### [练习题目 A]
照原样重新写出下面阅读文段中从“题意:有 N(1 <= N”起、到“此题是转调相同, 那么拿出差分数组来跑后缀数组。”为止（含该处）的部分。

### [阅读文段]
题意:有 N(1 <= N <=20000) 个音符的序列来表示一首乐曲,每个音符都是 1..88 范围内的整数,现在要找一个重复的主题。“主题” 是整个音符序列的一个子串,它需要满足如下条件:

1. 长度至少为 5 个音符。

2. 在乐曲中重复出现。(可能经过转调,“转调” 的意思是主题序列中每个音符都被加上或减去了同一个整数值)

3. 重复出现的同一主题不能有公共部分。

Solution

后缀数组经典应用, 求最长不重叠的重复子串

此题是转调相同, 那么拿出差分数组来跑后缀数组。

原数组不重叠, 差分数组两个子串要隔开(1)个字符

然后二分长度(x), 两个字符串在一段 (h[i] >=x)的连续区间内, 且首字母位置相距(>x)

最后的原数组重复子串的长度为 (ans + 1)

Code

#include<cstdio>
#include<cstring>
#include<algorithm>
#define rd read()
using namespace std;

const int N = 2e4 + 5, inf = 1e9;

int tax[N], tmp[N], Rank[N], SA[N], rk[N], n, m, h[N], a[N]; 

int read() {
    int X = 0, p = 1; char c = getchar();
    for (; c > '9' || c < '0'; c = getchar())

### [本题数据]
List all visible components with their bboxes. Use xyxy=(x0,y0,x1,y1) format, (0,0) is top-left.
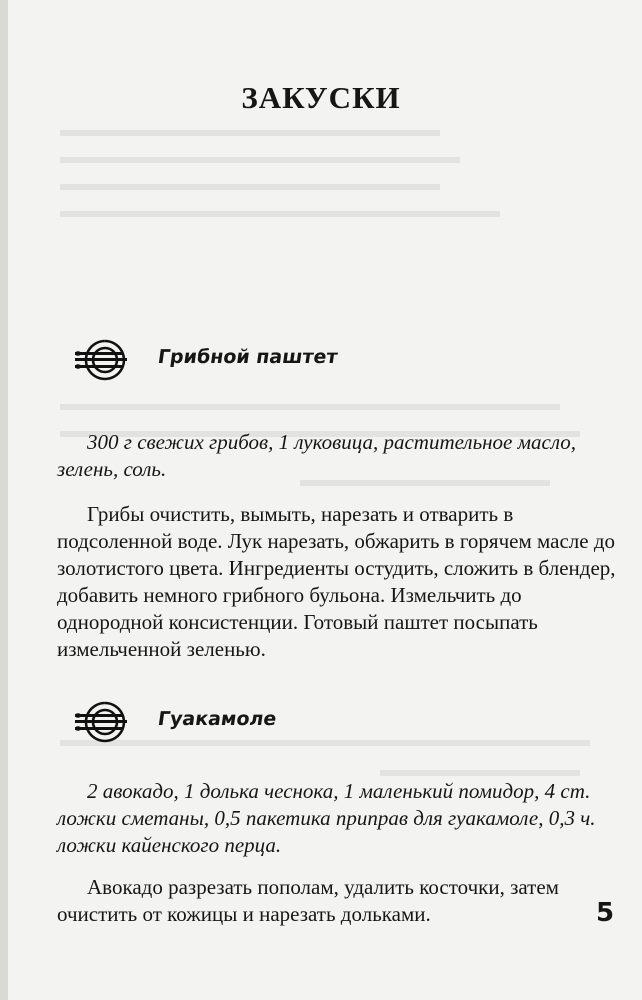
plate-with-cutlery-icon xyxy=(74,338,136,382)
page-title: ЗАКУСКИ xyxy=(241,80,401,115)
recipe-ingredients: 300 г свежих грибов, 1 луковица, растительное масло, зелень, соль. xyxy=(57,430,577,481)
recipe-method: Авокадо разрезать пополам, удалить косточки, затем очистить от кожицы и нарезать дольками. xyxy=(57,875,559,926)
plate-with-cutlery-icon xyxy=(74,700,136,744)
recipe-title: Грибной паштет xyxy=(156,346,339,368)
recipe-title: Гуакамоле xyxy=(156,708,278,730)
recipe-mushroom-pate xyxy=(0,338,642,661)
page-number: 5 xyxy=(596,898,615,928)
recipe-ingredients: 2 авокадо, 1 долька чеснока, 1 маленький помидор, 4 ст. ложки сметаны, 0,5 пакетика приправ для гуакамоле, 0,3 ч. ложки кайенского перца. xyxy=(57,779,596,857)
recipe-guacamole xyxy=(0,700,642,926)
recipe-method: Грибы очистить, вымыть, нарезать и отварить в подсоленной воде. Лук нарезать, обжарить в горячем масле до золотистого цвета. Ингредиенты остудить, сложить в блендер, добавить немного грибного бульона. Измельчить до однородной консистенции. Готовый паштет посыпать измельченной зеленью. xyxy=(57,502,616,661)
recipe-header xyxy=(0,338,642,382)
recipe-header xyxy=(0,700,642,744)
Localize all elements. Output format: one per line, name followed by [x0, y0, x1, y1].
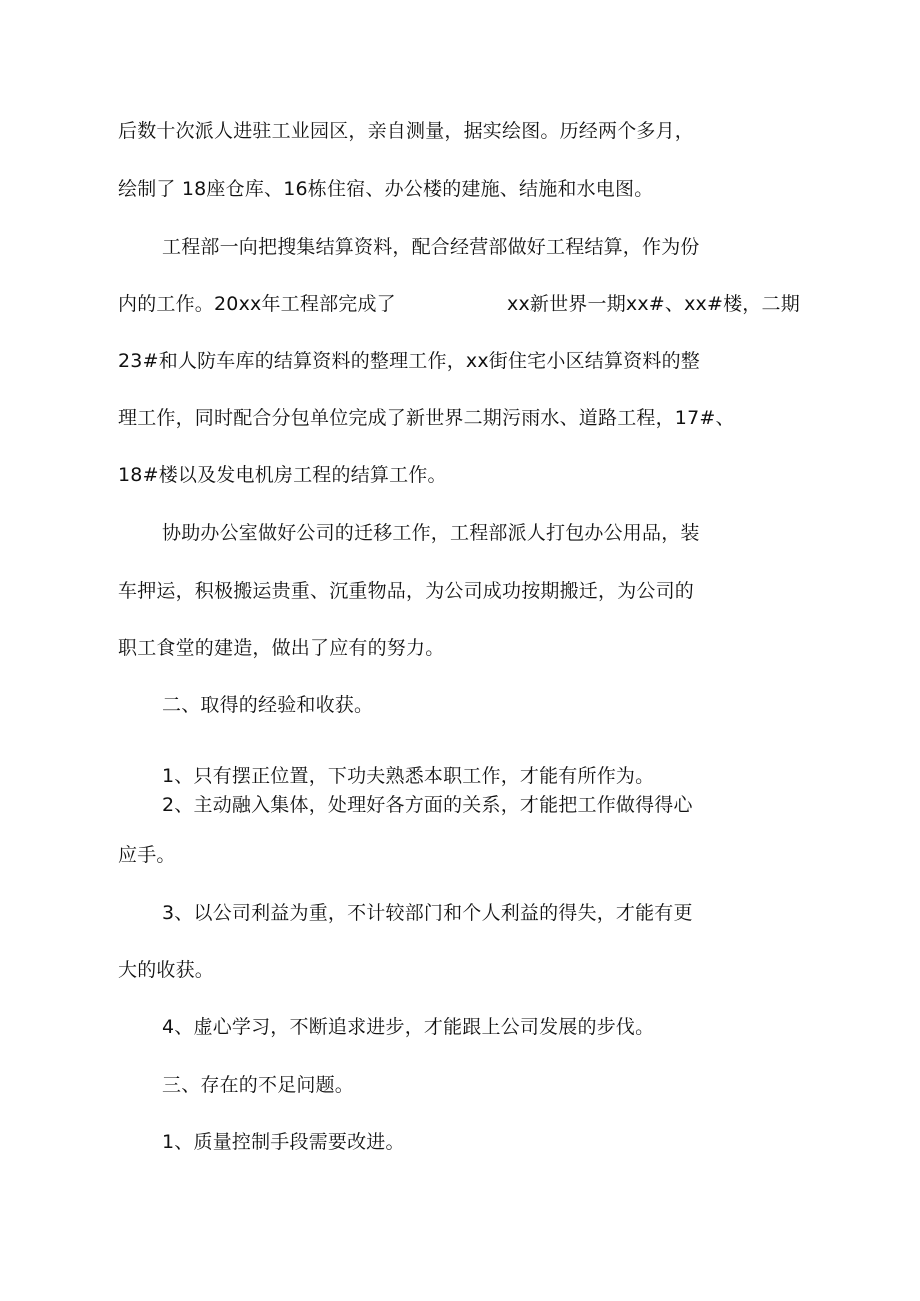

### [练习题目 B]
返回上面记录中所有含有字符串“with”的行，一字不改。

### [参考解答 A]
题意:有 N(1 <= N <=20000) 个音符的序列来表示一首乐曲,每个音符都是 1..88 范围内的整数,现在要找一个重复的主题。“主题” 是整个音符序列的一个子串,它需要满足如下条件:

1. 长度至少为 5 个音符。

2. 在乐曲中重复出现。(可能经过转调,“转调” 的意思是主题序列中每个音符都被加上或减去了同一个整数值)

3. 重复出现的同一主题不能有公共部分。

Solution

后缀数组经典应用, 求最长不重叠的重复子串

此题是转调相同, 那么拿出差分数组来跑后缀数组。

### [参考解答 B]
List all visible components with their bboxes. Use xyxy=(x0,y0,x1,y1) format, (0,0) is top-left.
plate-with-cutlery-icon xyxy=(74,338,136,382)
plate-with-cutlery-icon xyxy=(74,700,136,744)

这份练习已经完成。